23. VIVIR EN CRISTO. ¿ES ACASO JESÚS UN
LUGAR PARA VIVIR?
Entre el descubrimiento de Cristo resucitado y la
culminación de su obra cuando todos participen de su cuerpo
glorioso, el creyente sabe que no está solo en una vida desarraigada
a distancia del final, sino que está habitado por su Espíritu.
Percibe que existe una relación de intimidad en la que la soledad
temerosa en medio del desierto de la vida ha sido rota por una fuente
interior de fe y vida abierta por Cristo mismo (Jn 7,37-39). Jesús
ha entregado al creyente el mismo Espíritu que le unía con el
Padre. Este Espíritu vincula interiormente al creyente a Cristo
resucitado haciéndole vivir de su misma vida. Esto se expresa en los
libros del NT de varias formas, entre las que sobresalen tres.

◇ ◇ ◇ ◇

Enumera, sin repeticiones, los nombres con mayúscula inicial que el fragmento sobre vivir en Cristo usa en su cuerpo, sin contar el título, para referirse a figuras divinas.

◇ ◇ ◇ ◇

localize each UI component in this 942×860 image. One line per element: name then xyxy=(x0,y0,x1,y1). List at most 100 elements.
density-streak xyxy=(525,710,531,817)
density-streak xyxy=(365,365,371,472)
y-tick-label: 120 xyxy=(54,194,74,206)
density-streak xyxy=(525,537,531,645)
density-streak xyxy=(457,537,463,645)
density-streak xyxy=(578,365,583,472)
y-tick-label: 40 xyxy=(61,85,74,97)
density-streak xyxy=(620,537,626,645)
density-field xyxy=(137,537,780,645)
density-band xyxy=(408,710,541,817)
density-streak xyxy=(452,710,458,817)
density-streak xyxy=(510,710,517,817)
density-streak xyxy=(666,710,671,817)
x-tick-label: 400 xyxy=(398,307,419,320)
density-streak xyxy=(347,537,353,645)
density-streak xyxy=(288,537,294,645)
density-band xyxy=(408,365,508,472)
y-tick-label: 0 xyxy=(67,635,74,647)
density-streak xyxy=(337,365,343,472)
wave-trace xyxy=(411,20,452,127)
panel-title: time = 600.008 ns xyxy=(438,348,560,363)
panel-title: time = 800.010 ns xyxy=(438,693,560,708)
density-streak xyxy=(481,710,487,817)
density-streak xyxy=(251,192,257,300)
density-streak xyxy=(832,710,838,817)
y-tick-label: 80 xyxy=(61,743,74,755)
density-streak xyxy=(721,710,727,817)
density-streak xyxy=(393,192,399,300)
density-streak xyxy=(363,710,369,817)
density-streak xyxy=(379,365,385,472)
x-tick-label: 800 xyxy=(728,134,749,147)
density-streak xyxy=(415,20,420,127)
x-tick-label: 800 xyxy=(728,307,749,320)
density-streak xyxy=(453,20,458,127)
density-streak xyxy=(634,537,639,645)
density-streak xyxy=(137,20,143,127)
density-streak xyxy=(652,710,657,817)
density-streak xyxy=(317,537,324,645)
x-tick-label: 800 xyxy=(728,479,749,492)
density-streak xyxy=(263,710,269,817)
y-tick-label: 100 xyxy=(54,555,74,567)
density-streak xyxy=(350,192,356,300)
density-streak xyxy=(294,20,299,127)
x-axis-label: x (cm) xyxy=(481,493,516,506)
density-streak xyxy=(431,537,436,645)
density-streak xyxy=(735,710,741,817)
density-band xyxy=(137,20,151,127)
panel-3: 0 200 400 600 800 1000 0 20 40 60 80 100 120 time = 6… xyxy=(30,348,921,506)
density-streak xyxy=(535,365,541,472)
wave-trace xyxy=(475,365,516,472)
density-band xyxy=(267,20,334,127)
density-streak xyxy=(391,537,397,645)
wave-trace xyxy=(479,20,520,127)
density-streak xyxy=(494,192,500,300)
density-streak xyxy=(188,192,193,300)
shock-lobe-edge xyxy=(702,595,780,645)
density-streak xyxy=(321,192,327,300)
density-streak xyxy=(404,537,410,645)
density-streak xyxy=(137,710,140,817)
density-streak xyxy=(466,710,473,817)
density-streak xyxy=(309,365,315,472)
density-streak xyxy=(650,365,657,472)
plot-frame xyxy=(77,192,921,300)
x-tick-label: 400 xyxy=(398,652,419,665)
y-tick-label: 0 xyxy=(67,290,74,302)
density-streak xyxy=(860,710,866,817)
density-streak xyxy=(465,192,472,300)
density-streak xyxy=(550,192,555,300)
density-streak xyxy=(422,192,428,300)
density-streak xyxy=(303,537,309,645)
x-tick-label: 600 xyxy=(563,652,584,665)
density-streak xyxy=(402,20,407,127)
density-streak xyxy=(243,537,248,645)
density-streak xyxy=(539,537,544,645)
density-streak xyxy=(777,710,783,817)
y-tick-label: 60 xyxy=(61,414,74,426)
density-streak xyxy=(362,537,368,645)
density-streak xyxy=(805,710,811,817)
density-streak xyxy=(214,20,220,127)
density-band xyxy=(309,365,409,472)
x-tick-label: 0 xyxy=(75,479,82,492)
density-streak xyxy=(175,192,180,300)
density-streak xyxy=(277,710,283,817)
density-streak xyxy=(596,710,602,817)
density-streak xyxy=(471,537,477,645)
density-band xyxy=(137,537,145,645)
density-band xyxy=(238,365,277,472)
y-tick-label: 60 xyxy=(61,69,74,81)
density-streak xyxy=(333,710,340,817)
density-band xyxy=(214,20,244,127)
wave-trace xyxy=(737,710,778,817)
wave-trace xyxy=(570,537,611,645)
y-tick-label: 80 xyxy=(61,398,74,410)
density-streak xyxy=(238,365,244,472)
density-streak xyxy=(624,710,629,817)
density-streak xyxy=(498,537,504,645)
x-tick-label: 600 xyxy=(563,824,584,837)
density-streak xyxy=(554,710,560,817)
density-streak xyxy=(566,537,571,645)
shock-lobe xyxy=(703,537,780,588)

◇ ◇ ◇ ◇

Respuesta:
Cristo, Jesús, Espíritu, Padre